→ **DO THIS**:
Take the line that contains "Convert this screenshot" and all lines after it, up to and including the last line of the data, and write them out exactly; nothing else belongs in the answer.

→ **RECORDS SUPPLIED**:

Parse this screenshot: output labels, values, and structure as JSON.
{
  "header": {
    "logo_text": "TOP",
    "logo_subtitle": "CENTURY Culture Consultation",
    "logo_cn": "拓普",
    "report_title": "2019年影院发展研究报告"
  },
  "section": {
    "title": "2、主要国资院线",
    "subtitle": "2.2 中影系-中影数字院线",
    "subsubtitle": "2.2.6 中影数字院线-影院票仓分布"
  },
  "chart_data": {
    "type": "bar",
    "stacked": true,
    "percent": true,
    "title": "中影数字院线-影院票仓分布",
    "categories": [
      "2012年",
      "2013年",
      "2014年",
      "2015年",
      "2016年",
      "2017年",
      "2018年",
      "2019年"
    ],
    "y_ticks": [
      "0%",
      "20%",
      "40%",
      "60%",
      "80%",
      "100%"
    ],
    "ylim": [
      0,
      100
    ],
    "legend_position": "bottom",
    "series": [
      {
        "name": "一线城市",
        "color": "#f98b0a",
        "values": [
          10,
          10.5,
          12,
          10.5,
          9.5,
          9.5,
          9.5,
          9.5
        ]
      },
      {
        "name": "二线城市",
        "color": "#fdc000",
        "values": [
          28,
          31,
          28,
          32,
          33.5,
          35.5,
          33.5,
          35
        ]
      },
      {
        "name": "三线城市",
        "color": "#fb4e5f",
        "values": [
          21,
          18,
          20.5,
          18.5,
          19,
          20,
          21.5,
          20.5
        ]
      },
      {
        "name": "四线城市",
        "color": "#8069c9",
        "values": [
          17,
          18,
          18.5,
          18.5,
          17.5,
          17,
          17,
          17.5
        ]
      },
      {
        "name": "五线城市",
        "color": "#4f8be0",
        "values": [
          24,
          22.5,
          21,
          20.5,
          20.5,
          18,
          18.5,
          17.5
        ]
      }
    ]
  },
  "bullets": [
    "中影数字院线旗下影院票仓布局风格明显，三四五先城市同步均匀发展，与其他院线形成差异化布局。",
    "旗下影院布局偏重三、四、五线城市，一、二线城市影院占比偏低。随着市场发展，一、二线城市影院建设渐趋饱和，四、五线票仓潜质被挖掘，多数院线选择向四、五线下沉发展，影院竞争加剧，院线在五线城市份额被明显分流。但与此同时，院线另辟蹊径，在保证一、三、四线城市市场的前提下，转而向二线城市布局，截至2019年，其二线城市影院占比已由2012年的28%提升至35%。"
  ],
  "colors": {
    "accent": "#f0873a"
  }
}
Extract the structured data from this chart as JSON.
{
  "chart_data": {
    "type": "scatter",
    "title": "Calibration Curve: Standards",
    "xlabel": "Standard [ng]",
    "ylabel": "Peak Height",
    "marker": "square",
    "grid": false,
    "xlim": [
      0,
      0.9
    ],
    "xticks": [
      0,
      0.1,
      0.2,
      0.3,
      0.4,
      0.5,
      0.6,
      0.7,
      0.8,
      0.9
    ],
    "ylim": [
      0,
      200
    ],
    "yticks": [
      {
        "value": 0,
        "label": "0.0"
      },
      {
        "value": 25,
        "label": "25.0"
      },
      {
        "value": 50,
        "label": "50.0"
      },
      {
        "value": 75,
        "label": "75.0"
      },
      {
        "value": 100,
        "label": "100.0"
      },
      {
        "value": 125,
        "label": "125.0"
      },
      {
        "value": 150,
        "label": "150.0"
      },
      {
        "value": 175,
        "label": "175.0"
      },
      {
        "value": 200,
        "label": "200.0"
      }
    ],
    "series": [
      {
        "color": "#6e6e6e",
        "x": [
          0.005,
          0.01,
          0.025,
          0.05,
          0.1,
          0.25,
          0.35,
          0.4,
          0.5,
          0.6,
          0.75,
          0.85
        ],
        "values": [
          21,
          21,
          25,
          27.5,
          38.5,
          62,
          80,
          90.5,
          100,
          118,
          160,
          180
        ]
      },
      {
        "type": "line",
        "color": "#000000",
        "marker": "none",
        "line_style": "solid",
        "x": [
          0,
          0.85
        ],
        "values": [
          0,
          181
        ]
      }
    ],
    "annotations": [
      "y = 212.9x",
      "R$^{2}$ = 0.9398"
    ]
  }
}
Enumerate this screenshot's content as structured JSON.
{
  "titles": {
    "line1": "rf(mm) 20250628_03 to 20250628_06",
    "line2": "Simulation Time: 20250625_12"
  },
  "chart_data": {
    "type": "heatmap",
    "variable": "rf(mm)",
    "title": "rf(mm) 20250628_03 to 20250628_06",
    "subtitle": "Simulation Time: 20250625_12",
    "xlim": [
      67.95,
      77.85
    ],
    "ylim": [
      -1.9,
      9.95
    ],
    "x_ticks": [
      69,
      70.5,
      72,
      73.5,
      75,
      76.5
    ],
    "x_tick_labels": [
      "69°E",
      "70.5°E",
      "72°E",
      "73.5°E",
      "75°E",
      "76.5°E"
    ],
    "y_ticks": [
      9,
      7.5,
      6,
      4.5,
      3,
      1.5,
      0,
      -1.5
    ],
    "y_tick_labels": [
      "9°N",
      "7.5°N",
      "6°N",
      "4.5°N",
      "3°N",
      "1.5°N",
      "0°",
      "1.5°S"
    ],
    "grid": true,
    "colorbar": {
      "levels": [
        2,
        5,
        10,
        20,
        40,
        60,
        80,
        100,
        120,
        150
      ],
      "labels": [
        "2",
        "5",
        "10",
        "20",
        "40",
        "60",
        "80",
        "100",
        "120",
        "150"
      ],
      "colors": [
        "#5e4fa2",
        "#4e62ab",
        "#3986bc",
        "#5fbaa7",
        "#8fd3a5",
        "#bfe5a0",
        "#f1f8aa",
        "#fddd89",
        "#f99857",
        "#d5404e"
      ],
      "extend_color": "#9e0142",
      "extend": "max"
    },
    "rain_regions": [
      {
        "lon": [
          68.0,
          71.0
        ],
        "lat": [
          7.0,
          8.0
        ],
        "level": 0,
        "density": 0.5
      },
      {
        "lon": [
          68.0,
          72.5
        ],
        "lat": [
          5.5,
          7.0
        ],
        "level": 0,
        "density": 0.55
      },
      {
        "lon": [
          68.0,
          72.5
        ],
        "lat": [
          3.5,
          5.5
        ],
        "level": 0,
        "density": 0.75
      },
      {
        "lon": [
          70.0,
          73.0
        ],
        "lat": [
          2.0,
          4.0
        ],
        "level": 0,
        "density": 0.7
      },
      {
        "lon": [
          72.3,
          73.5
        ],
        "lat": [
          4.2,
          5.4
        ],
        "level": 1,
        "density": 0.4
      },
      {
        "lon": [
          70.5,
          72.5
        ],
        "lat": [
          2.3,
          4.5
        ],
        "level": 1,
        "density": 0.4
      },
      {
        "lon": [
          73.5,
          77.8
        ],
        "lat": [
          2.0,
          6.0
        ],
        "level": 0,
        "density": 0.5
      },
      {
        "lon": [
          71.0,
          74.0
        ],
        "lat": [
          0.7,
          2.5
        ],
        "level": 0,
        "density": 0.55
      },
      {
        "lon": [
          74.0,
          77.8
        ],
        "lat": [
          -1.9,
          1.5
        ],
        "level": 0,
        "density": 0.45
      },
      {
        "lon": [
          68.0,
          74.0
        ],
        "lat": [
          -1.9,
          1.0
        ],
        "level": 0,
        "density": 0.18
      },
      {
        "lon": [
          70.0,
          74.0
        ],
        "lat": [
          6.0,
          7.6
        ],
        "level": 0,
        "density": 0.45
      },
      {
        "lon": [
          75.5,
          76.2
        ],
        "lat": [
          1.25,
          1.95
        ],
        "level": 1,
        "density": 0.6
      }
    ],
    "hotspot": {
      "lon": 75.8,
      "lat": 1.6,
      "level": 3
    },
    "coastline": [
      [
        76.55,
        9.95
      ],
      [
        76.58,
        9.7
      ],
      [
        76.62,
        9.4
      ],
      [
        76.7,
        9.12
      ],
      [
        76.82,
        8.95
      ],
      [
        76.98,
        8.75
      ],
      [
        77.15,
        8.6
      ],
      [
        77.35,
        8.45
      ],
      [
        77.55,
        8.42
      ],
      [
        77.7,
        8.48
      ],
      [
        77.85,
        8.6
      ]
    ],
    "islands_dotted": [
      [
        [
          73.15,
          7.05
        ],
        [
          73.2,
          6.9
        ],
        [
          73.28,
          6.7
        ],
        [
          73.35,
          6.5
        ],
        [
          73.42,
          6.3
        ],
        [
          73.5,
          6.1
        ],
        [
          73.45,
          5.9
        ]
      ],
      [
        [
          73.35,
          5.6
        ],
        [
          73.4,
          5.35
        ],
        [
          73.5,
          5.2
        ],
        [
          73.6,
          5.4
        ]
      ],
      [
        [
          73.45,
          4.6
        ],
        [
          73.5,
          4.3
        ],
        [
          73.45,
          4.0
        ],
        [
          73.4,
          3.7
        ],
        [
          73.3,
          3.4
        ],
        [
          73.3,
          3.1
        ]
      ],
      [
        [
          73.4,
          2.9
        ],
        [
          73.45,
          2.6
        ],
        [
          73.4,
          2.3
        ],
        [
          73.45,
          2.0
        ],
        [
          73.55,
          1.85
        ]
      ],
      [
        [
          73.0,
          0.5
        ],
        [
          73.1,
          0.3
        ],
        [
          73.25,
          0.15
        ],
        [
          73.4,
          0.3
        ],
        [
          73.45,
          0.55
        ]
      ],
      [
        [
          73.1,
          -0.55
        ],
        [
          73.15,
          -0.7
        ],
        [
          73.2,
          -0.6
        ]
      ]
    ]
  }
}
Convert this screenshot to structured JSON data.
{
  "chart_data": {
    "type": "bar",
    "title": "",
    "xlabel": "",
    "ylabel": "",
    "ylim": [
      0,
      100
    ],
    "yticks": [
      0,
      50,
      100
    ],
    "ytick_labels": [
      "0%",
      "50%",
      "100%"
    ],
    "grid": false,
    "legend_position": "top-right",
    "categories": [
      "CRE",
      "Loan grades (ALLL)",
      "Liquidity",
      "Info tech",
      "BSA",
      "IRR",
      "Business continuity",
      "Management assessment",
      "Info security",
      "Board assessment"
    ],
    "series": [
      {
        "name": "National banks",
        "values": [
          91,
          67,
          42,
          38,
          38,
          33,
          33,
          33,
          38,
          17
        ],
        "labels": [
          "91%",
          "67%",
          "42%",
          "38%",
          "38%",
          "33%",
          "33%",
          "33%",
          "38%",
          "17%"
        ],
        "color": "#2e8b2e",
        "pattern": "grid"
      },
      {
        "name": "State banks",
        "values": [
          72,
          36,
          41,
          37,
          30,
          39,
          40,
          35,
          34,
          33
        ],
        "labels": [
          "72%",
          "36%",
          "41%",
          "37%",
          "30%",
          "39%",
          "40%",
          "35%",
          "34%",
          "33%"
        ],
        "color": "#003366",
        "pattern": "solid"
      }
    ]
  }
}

→ **EXERCISE OUTPUT**:
Convert this screenshot to structured JSON data.
{
  "chart_data": {
    "type": "bar",
    "title": "",
    "xlabel": "",
    "ylabel": "",
    "ylim": [
      0,
      100
    ],
    "yticks": [
      0,
      50,
      100
    ],
    "ytick_labels": [
      "0%",
      "50%",
      "100%"
    ],
    "grid": false,
    "legend_position": "top-right",
    "categories": [
      "CRE",
      "Loan grades (ALLL)",
      "Liquidity",
      "Info tech",
      "BSA",
      "IRR",
      "Business continuity",
      "Management assessment",
      "Info security",
      "Board assessment"
    ],
    "series": [
      {
        "name": "National banks",
        "values": [
          91,
          67,
          42,
          38,
          38,
          33,
          33,
          33,
          38,
          17
        ],
        "labels": [
          "91%",
          "67%",
          "42%",
          "38%",
          "38%",
          "33%",
          "33%",
          "33%",
          "38%",
          "17%"
        ],
        "color": "#2e8b2e",
        "pattern": "grid"
      },
      {
        "name": "State banks",
        "values": [
          72,
          36,
          41,
          37,
          30,
          39,
          40,
          35,
          34,
          33
        ],
        "labels": [
          "72%",
          "36%",
          "41%",
          "37%",
          "30%",
          "39%",
          "40%",
          "35%",
          "34%",
          "33%"
        ],
        "color": "#003366",
        "pattern": "solid"
      }
    ]
  }
}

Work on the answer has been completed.